[Collected data entries]
■ ■ ■ ■

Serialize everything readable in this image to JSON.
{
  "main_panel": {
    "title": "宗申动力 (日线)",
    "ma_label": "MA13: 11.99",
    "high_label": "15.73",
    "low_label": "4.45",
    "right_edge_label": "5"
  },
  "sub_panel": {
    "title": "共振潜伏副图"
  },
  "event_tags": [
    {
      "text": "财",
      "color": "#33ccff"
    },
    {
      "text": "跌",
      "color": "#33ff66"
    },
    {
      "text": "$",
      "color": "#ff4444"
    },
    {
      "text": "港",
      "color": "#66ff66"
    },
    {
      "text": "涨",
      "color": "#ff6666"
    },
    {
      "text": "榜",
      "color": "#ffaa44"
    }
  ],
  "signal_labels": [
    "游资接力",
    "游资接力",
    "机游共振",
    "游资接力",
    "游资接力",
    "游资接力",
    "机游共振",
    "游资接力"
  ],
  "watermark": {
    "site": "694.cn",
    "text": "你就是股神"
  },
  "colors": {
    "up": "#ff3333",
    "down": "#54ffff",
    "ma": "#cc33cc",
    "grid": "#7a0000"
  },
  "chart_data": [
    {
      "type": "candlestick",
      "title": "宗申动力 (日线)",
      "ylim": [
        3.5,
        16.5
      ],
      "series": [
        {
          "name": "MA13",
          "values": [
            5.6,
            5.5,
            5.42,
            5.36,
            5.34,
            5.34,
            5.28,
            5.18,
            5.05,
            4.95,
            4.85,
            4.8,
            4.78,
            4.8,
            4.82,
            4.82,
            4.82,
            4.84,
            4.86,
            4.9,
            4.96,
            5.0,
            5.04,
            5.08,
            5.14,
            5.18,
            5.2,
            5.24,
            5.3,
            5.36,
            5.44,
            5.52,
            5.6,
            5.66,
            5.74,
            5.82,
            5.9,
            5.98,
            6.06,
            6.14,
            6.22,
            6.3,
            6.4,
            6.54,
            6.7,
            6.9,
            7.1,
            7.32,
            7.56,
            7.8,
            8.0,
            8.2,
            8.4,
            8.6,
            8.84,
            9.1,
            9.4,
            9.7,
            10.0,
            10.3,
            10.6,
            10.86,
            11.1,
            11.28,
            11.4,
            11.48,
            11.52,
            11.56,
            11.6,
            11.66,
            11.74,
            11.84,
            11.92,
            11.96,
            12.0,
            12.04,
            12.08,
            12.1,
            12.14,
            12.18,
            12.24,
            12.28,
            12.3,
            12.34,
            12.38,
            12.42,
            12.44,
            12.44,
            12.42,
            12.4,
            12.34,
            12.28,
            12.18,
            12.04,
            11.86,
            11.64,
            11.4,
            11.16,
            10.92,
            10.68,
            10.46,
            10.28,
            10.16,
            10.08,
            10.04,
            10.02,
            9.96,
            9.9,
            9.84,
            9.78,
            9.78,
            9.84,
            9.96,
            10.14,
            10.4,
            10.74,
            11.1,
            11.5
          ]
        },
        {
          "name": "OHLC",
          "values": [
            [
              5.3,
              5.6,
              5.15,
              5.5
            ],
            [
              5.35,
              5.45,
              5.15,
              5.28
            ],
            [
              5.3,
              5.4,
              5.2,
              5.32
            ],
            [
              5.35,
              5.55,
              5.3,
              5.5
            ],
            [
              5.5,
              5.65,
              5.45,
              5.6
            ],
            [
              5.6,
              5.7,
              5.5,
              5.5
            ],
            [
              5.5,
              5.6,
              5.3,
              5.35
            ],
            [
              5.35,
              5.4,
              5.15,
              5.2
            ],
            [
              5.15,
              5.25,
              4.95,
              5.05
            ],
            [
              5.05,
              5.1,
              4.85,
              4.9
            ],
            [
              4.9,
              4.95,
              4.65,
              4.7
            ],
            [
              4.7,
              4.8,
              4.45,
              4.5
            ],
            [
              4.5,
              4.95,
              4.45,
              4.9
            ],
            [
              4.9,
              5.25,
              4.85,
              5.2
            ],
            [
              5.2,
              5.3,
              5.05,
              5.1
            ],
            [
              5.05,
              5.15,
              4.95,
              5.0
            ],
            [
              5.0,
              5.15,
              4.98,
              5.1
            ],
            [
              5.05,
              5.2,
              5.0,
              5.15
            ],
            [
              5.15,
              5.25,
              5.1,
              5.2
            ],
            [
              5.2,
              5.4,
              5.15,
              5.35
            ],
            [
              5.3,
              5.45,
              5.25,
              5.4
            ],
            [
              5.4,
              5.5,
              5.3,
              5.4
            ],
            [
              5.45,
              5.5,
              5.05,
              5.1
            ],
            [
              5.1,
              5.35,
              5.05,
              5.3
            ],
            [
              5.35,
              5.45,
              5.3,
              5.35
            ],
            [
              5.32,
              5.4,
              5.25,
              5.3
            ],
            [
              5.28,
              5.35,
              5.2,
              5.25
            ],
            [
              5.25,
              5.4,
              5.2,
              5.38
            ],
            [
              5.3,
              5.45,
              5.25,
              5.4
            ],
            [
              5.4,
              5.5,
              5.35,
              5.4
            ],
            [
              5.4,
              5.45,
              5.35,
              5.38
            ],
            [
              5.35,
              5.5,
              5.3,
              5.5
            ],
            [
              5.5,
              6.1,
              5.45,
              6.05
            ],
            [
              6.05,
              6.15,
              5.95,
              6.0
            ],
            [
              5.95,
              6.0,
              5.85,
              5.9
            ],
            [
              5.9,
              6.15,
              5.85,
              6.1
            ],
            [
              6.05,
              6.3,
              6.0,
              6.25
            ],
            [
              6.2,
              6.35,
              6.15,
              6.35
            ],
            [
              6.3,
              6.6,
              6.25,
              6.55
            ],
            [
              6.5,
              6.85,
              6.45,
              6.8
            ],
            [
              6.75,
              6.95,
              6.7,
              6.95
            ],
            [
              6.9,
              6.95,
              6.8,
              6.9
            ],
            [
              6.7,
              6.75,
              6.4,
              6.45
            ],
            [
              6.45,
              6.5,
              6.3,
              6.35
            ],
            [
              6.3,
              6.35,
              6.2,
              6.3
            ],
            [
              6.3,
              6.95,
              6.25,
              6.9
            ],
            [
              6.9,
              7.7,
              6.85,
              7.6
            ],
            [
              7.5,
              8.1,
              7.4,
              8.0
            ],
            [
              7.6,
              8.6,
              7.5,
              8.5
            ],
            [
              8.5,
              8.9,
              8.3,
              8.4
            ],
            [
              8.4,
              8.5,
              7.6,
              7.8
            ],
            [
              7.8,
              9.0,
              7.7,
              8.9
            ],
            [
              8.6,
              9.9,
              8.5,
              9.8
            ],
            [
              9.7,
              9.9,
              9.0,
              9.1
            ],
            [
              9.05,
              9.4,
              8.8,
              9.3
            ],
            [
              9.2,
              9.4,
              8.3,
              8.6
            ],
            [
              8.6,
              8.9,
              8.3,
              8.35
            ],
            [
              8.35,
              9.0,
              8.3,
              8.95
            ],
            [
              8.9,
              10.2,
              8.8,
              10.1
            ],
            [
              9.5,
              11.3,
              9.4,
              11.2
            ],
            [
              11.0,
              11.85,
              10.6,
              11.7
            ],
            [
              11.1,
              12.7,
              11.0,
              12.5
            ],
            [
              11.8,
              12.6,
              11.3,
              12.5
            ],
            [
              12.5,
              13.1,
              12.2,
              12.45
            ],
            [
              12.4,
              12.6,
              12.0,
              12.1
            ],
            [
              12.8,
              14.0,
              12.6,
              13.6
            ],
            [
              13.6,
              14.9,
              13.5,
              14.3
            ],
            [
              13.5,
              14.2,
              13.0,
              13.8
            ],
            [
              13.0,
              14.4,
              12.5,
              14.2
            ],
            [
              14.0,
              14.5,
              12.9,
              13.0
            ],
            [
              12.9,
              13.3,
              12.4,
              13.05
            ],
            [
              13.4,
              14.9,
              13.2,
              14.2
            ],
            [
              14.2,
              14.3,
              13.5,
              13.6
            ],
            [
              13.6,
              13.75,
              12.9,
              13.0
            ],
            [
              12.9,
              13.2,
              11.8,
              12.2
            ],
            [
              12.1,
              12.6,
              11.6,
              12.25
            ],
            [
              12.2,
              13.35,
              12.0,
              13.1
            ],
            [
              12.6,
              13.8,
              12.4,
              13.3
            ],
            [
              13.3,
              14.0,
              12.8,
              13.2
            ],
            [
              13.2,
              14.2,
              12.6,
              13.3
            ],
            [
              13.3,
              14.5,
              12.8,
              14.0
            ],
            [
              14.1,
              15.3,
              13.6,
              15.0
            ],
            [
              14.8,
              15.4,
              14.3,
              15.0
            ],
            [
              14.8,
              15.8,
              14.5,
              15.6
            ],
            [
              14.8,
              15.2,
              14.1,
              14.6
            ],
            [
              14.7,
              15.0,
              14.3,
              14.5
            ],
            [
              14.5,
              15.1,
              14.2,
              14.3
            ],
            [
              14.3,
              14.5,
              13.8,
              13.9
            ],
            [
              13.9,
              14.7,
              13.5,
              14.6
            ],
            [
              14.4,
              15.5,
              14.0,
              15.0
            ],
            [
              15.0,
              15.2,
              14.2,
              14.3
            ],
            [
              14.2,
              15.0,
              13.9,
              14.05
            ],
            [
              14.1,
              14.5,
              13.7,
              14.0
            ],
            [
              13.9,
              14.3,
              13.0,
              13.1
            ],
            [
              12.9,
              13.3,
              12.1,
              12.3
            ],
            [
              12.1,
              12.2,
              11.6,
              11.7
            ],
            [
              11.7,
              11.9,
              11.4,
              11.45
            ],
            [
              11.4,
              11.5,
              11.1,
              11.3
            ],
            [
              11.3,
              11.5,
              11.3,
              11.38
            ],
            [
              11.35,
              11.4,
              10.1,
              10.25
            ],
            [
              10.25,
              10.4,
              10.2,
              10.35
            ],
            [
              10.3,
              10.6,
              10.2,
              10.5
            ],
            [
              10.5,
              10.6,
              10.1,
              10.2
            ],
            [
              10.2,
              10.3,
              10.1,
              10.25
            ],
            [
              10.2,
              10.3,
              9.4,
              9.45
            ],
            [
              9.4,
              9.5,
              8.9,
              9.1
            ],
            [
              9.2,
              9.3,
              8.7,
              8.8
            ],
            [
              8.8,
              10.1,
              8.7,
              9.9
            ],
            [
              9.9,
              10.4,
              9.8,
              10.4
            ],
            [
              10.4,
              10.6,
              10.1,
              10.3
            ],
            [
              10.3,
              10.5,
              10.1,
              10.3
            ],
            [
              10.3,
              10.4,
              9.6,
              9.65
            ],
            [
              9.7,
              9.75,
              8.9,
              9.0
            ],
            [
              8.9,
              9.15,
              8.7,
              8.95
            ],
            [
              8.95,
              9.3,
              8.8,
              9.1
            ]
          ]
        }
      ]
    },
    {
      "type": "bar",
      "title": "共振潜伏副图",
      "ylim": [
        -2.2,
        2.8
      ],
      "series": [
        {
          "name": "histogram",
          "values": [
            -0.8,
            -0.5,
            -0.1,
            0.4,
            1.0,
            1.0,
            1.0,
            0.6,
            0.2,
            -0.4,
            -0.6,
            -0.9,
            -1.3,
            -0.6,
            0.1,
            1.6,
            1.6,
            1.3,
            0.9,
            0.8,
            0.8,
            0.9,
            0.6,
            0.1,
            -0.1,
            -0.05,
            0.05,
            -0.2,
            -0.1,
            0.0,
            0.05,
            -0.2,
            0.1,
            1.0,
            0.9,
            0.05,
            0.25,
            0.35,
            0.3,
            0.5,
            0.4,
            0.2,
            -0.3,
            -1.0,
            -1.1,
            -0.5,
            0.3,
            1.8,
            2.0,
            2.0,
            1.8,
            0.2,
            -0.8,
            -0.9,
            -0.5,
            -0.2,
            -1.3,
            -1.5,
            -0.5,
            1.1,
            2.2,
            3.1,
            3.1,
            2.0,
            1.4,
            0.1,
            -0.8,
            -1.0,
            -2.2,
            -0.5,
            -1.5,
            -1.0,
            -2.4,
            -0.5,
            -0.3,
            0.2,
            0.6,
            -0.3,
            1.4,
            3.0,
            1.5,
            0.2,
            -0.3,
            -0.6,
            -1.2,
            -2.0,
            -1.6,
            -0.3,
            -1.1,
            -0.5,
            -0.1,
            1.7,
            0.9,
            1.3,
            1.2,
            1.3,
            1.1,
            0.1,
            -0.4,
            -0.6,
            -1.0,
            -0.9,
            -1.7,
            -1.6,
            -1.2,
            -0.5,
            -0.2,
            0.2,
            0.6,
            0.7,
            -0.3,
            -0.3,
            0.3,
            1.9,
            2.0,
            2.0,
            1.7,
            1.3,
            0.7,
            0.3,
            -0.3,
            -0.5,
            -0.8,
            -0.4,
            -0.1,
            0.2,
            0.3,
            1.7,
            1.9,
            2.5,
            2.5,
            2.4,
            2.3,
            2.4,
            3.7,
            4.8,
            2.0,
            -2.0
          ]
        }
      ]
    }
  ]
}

■ ■ ■ ■

Copy each line of the listing in which the word "text" can be found.

      "text": "财",
      "text": "跌",
      "text": "$",
      "text": "港",
      "text": "涨",
      "text": "榜",
    "text": "你就是股神"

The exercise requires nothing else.